EXCERPTED RECORDS —
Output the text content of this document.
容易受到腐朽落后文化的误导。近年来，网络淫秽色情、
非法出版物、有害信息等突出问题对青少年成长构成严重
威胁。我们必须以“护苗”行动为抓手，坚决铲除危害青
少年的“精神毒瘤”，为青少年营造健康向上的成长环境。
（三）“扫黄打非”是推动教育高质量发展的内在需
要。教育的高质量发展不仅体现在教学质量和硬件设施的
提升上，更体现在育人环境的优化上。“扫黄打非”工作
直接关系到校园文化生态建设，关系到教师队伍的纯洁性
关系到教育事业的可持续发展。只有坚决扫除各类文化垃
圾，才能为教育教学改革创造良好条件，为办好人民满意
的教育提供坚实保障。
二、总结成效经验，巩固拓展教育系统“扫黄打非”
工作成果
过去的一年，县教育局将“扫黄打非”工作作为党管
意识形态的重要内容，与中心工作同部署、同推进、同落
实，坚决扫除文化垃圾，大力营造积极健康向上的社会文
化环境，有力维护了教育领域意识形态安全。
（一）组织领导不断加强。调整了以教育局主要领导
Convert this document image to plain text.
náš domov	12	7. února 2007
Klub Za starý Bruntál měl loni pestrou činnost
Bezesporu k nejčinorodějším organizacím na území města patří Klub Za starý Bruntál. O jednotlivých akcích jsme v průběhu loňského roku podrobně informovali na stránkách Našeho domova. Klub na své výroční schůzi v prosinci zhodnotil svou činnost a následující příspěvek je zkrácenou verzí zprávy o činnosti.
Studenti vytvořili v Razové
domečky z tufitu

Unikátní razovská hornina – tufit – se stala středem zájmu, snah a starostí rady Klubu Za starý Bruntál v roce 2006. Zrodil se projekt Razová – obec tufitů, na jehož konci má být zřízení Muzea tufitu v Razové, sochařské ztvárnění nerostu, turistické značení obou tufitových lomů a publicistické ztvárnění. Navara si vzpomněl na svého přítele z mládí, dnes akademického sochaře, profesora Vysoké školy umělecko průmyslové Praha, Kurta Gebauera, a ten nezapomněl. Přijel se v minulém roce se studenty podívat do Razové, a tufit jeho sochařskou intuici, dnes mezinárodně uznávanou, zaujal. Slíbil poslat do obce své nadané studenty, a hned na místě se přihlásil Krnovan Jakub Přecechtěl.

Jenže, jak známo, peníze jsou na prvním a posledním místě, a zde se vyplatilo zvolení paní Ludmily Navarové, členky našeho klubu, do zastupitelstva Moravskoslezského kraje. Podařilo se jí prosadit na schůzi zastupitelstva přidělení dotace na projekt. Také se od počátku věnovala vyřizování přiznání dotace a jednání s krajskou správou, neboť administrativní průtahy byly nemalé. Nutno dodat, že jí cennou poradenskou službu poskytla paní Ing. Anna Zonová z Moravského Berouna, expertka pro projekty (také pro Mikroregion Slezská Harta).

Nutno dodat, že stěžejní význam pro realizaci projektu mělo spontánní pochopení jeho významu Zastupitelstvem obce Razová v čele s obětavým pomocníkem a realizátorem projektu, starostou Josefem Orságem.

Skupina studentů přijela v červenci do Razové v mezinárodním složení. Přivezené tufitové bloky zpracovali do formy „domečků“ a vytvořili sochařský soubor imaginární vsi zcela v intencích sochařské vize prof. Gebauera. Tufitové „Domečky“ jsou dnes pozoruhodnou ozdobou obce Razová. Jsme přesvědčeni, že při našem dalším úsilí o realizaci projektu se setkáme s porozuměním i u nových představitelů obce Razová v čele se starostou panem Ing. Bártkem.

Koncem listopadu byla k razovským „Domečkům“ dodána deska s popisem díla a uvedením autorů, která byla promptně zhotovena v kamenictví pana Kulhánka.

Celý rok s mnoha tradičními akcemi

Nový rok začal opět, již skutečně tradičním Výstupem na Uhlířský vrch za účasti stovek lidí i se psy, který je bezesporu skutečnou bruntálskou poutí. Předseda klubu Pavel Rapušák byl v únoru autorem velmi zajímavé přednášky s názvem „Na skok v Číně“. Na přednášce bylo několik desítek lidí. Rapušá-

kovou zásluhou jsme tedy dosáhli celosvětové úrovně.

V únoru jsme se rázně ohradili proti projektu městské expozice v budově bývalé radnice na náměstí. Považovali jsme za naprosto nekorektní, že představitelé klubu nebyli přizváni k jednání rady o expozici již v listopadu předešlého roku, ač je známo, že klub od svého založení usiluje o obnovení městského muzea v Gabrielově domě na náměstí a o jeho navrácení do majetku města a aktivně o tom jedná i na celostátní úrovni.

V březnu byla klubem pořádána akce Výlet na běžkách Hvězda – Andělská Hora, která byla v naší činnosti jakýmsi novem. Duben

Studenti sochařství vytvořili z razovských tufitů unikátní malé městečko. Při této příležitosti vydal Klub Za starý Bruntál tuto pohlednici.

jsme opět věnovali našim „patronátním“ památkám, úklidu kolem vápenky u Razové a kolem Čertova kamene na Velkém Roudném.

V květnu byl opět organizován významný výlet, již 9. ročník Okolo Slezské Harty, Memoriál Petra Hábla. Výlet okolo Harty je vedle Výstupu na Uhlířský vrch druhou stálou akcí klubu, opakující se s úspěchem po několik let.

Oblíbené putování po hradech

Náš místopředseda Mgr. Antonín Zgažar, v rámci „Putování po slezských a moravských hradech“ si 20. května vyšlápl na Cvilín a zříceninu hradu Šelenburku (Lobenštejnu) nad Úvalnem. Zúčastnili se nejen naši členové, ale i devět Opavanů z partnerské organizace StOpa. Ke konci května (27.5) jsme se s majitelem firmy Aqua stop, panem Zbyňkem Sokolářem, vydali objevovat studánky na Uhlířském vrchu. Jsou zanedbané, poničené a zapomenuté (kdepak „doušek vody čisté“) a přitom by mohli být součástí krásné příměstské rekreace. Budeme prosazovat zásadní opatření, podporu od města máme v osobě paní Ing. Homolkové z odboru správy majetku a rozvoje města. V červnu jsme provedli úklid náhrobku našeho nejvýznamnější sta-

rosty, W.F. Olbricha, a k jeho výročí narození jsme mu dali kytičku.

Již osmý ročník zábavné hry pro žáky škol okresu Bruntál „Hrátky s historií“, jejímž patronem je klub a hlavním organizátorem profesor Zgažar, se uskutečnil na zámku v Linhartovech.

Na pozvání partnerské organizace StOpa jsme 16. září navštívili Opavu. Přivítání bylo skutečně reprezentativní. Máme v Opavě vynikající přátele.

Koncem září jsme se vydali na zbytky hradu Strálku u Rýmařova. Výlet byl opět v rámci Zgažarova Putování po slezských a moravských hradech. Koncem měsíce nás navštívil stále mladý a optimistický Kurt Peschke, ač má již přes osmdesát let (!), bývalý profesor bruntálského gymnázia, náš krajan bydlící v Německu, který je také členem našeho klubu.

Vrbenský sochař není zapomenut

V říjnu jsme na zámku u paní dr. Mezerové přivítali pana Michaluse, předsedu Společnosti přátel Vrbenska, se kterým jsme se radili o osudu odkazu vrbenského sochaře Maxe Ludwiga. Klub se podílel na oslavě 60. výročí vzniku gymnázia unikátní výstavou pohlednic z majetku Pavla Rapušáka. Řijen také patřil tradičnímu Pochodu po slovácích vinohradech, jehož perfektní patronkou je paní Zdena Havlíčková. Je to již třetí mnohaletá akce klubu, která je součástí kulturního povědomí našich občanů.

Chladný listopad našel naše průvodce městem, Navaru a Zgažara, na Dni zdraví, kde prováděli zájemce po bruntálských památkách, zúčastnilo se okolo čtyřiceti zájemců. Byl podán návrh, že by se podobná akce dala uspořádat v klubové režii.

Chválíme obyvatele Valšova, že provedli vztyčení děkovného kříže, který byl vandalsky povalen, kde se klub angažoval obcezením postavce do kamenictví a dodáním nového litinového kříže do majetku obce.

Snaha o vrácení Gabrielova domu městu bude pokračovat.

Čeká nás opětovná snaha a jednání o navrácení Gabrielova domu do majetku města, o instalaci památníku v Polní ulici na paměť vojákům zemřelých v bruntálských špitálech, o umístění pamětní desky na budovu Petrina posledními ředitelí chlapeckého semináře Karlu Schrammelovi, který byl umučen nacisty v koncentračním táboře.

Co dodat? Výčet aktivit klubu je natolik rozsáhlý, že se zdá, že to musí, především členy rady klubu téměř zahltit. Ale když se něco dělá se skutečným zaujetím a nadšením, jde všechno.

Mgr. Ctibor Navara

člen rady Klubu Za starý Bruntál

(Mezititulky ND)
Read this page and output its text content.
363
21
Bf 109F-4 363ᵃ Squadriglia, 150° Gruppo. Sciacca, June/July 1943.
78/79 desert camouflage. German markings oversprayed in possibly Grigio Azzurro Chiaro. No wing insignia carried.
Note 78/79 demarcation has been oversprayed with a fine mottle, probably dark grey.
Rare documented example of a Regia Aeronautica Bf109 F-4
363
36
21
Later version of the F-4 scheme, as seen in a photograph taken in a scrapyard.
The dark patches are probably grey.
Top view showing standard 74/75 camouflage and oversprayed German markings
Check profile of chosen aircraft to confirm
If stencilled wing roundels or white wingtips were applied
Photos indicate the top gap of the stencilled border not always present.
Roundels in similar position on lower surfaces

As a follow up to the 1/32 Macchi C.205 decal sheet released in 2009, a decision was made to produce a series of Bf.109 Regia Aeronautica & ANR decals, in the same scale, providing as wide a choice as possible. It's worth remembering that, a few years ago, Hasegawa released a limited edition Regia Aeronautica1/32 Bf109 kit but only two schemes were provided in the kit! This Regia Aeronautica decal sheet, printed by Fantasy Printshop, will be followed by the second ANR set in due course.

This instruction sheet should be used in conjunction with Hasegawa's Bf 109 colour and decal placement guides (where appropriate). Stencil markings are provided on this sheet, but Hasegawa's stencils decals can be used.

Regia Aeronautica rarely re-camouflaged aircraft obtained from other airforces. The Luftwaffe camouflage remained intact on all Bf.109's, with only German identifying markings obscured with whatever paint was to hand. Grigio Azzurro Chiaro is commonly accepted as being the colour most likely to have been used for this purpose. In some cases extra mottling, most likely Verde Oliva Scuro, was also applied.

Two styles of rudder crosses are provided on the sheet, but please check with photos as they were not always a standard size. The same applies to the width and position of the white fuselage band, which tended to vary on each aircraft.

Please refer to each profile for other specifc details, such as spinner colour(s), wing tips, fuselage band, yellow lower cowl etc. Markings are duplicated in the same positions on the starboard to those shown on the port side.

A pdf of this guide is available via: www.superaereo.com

THE TASK — Exactly how many lines contain "grey"? State the number and nothing else.

THE ANSWER — 2